*Input for this task*
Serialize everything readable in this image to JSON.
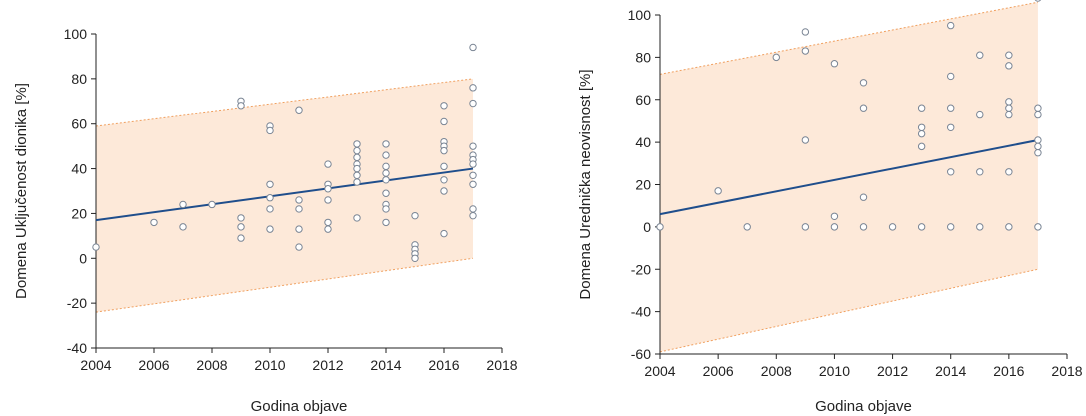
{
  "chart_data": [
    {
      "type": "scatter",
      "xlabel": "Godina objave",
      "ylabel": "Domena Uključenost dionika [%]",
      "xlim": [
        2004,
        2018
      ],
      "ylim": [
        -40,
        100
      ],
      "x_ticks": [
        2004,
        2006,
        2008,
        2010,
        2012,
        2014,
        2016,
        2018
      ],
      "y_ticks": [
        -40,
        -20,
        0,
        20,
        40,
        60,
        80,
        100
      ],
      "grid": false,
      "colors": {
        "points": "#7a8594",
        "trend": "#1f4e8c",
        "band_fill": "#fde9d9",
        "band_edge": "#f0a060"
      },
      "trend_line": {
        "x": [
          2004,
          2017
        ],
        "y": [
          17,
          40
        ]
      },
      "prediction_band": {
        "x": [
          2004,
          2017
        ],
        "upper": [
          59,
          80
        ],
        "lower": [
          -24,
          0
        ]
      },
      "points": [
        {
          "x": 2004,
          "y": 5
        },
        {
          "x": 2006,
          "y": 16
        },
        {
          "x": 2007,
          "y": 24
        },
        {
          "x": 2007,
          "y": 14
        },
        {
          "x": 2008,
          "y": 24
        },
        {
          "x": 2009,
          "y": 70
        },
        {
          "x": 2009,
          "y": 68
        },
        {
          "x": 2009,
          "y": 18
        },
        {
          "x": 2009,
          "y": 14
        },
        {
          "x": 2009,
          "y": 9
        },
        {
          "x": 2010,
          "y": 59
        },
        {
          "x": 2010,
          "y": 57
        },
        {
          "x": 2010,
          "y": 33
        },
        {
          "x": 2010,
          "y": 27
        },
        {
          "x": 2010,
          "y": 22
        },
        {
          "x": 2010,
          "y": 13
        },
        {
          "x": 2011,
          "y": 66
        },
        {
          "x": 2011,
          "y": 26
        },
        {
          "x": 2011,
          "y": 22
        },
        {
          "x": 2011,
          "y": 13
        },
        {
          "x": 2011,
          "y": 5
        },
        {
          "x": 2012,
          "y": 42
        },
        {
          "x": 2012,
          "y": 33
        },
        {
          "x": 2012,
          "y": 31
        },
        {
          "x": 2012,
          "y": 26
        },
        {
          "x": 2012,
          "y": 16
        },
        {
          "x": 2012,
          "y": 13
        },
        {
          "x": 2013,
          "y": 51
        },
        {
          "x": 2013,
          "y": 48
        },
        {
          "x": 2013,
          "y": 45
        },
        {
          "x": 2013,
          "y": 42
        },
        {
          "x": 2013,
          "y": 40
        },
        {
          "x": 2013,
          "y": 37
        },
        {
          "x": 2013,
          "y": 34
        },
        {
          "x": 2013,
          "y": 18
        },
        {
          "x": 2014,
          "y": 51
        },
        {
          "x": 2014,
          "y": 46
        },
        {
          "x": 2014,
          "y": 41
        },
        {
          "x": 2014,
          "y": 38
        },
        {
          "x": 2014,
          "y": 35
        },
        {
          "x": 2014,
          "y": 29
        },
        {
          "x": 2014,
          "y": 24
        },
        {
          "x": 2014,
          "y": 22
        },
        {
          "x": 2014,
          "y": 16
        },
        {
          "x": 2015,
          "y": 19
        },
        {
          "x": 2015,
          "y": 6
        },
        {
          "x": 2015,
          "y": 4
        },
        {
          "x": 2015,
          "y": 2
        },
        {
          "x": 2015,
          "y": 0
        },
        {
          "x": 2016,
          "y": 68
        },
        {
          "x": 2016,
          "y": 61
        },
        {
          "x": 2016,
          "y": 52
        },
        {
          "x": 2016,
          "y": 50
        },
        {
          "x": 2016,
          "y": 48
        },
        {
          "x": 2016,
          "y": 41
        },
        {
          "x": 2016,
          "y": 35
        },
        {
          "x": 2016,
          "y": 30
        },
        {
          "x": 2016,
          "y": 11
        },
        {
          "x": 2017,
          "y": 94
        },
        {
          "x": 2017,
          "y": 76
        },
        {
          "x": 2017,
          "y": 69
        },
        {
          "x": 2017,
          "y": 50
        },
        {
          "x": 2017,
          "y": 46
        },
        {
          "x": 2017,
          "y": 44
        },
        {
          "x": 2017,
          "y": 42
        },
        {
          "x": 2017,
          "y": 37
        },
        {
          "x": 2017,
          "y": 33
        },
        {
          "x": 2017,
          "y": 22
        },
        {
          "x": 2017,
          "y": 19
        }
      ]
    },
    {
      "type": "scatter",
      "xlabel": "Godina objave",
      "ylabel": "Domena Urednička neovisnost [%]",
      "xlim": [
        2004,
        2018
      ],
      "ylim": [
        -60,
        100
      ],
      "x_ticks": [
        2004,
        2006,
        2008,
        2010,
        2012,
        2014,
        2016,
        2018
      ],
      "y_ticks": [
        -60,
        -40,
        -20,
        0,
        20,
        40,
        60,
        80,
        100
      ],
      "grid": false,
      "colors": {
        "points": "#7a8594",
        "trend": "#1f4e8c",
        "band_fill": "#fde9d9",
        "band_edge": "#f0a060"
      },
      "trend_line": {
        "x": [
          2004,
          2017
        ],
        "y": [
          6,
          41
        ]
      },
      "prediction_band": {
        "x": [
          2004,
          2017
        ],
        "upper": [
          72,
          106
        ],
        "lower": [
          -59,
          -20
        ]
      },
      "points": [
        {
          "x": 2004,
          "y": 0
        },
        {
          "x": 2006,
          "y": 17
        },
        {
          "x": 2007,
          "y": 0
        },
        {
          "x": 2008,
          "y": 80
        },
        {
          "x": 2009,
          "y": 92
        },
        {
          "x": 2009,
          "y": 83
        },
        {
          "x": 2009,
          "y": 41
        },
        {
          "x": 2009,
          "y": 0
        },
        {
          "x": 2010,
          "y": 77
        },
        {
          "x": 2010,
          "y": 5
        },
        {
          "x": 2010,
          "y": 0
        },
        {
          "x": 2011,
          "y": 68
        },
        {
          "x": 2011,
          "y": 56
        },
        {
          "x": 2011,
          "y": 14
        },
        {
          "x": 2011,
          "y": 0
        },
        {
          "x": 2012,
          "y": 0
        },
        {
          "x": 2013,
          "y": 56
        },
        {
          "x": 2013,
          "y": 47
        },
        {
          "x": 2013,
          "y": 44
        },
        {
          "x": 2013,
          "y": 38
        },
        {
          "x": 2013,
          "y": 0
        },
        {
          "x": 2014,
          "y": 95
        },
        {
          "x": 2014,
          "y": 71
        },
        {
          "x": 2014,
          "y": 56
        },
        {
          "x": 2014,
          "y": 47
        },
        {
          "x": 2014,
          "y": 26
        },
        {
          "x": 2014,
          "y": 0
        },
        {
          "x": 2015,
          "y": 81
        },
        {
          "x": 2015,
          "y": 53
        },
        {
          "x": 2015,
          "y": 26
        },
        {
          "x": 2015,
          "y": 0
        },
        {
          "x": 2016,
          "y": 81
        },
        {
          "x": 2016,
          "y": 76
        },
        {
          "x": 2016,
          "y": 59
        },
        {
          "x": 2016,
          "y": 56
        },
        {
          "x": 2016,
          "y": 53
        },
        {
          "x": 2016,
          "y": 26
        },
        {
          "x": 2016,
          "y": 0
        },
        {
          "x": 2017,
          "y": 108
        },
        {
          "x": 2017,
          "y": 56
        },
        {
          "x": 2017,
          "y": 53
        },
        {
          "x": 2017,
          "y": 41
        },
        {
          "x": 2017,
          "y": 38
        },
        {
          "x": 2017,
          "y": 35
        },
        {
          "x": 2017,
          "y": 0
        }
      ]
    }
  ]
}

* * *

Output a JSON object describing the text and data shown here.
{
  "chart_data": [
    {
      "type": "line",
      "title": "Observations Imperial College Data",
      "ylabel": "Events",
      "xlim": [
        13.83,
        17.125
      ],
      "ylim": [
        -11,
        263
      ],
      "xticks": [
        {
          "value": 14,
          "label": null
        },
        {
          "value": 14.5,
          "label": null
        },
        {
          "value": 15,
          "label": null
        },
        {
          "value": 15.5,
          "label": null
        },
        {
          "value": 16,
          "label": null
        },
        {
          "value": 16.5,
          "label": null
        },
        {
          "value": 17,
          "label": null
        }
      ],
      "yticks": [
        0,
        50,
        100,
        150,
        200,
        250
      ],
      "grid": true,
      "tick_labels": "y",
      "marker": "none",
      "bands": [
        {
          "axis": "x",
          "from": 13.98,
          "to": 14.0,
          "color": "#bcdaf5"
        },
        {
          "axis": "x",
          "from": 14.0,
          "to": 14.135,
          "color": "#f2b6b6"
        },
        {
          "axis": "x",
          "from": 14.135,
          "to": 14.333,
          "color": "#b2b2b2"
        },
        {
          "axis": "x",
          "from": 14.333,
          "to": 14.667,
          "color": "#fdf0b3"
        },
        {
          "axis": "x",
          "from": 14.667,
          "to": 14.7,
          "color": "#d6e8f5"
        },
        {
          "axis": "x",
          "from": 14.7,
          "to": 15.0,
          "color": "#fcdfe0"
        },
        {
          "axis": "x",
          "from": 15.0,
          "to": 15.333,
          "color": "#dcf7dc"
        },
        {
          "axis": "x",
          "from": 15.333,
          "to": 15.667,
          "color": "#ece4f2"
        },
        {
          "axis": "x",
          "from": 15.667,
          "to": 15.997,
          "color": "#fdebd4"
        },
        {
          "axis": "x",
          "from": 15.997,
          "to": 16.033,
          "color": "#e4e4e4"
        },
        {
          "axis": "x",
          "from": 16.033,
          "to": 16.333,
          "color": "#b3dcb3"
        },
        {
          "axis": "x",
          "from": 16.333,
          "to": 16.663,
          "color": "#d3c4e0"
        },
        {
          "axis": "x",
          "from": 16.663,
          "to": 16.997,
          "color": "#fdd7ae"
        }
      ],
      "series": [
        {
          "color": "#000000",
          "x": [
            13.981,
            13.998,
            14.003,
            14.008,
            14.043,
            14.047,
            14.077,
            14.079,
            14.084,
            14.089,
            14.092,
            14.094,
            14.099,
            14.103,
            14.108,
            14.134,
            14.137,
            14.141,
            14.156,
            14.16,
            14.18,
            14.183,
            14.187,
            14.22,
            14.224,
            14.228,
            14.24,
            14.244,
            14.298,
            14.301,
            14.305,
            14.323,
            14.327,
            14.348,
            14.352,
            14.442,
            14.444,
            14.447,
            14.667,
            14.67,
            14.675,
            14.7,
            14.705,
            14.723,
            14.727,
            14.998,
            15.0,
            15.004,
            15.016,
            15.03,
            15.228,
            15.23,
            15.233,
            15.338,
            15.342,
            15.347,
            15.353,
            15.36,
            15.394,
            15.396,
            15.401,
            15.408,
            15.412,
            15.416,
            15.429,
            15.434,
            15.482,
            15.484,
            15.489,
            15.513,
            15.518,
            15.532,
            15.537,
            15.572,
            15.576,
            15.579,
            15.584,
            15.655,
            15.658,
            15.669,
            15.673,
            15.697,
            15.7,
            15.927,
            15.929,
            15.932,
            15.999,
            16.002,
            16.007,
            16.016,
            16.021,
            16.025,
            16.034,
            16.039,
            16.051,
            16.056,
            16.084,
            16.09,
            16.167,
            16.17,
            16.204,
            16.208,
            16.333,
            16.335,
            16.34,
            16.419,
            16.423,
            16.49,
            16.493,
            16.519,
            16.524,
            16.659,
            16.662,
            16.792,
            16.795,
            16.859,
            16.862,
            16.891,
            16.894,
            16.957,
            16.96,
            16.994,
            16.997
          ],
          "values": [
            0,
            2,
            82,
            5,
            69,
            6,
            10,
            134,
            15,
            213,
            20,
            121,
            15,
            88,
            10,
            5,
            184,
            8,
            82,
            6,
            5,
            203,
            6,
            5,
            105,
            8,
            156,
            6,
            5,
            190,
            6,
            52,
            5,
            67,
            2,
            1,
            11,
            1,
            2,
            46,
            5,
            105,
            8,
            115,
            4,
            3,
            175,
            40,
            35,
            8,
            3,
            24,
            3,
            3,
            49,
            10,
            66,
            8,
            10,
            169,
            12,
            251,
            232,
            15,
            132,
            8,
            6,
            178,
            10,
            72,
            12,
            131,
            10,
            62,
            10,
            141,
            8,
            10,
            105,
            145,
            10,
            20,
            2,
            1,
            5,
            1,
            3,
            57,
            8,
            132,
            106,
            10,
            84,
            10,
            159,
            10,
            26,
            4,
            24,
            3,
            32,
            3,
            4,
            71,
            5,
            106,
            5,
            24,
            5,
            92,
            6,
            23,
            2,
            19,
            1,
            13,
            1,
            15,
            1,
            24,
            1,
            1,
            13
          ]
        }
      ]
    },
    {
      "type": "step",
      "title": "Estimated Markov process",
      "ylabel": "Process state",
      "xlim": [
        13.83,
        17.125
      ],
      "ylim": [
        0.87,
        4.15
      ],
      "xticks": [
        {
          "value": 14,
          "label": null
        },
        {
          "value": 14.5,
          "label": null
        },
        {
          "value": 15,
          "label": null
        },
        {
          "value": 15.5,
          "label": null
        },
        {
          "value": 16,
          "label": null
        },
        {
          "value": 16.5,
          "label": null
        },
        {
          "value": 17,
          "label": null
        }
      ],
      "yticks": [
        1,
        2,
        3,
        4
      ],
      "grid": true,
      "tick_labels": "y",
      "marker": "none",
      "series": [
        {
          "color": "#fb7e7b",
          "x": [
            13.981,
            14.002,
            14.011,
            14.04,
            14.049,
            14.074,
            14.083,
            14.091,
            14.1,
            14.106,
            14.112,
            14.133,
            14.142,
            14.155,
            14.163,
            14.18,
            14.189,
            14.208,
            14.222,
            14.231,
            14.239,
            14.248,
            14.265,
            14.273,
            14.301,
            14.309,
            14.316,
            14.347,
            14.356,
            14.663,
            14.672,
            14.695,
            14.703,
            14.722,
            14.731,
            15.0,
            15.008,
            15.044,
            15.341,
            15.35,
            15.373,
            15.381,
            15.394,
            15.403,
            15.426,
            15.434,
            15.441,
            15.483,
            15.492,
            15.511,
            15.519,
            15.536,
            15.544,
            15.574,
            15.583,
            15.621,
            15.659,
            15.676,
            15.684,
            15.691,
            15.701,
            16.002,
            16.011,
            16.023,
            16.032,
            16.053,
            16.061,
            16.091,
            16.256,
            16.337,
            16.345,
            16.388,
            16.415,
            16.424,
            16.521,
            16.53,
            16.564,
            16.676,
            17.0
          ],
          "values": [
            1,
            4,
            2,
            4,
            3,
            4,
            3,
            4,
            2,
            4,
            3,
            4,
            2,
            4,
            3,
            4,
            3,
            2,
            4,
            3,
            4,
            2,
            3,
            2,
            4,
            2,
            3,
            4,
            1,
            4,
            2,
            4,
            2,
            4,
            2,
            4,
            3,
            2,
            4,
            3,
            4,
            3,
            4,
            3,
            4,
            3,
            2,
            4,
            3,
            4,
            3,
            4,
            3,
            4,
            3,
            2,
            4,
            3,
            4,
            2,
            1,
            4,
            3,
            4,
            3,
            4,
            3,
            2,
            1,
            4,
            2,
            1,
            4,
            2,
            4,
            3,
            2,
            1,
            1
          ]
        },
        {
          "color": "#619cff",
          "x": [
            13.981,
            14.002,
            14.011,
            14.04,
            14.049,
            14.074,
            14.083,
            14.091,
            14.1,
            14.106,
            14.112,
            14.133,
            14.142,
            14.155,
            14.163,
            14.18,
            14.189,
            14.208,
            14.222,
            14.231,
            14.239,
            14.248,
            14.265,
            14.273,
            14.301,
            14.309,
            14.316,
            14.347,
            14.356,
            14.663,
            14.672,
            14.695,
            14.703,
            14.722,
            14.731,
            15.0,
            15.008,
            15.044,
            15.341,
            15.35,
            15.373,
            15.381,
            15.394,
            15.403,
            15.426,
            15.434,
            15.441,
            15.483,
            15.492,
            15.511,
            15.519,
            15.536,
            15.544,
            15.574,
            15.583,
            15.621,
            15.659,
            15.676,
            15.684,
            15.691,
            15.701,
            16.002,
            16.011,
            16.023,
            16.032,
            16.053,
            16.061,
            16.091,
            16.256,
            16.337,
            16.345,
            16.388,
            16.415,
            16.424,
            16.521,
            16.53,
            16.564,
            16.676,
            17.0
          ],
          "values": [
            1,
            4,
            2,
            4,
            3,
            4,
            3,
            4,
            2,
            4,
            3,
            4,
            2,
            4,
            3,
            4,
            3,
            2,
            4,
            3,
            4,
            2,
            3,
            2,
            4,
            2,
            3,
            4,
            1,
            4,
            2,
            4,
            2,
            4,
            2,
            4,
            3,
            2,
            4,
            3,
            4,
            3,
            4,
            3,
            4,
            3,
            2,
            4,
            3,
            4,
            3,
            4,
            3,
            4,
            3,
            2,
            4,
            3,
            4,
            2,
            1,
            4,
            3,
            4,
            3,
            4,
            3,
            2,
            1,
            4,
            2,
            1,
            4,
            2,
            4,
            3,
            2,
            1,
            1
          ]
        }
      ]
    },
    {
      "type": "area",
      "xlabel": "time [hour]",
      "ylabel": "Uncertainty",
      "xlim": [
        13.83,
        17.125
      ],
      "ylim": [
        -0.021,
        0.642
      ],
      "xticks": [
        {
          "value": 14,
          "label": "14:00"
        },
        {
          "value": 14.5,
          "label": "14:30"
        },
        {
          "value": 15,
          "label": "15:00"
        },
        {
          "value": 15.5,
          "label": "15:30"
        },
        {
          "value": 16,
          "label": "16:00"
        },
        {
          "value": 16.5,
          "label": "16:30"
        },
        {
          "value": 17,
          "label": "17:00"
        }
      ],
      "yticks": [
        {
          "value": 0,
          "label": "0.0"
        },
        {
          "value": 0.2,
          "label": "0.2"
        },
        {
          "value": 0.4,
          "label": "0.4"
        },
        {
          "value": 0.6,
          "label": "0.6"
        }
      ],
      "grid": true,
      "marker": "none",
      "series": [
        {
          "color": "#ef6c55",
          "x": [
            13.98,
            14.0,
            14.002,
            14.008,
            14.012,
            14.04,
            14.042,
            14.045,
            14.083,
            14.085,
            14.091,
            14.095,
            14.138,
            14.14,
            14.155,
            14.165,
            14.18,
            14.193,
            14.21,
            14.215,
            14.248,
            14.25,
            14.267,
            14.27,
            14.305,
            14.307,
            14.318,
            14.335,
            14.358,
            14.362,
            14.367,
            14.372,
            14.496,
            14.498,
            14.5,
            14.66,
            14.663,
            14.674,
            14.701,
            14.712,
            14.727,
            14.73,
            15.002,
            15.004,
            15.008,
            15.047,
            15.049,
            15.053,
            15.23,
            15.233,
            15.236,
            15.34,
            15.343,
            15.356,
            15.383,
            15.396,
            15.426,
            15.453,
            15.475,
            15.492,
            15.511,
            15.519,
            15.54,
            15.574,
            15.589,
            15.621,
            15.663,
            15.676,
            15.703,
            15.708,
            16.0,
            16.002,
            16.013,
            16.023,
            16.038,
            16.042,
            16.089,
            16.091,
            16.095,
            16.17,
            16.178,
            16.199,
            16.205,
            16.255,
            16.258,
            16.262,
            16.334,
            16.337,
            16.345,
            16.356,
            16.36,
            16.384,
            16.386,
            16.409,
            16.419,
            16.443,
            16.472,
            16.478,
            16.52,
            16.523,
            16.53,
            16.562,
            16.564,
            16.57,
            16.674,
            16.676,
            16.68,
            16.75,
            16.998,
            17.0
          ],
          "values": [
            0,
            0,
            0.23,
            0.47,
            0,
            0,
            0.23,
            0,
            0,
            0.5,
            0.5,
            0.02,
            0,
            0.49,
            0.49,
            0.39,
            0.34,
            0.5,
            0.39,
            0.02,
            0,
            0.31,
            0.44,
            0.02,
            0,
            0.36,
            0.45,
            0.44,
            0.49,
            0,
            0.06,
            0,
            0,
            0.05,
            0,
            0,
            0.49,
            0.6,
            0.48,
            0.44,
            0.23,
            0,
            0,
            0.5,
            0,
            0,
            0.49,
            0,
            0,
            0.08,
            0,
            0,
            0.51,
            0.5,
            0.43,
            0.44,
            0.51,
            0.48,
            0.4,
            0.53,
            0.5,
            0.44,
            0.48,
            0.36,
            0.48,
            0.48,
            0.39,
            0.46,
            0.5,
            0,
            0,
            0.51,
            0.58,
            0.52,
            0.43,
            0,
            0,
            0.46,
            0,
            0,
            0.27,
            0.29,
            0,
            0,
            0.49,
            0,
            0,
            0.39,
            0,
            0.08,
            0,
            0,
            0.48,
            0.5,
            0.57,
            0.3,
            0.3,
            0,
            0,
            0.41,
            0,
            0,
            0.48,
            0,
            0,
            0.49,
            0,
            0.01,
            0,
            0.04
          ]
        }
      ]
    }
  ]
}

*Instruction*
Take each line of the material that contains the word "title" and list it.

*Result*
      "title": "Observations Imperial College Data",
      "title": "Estimated Markov process",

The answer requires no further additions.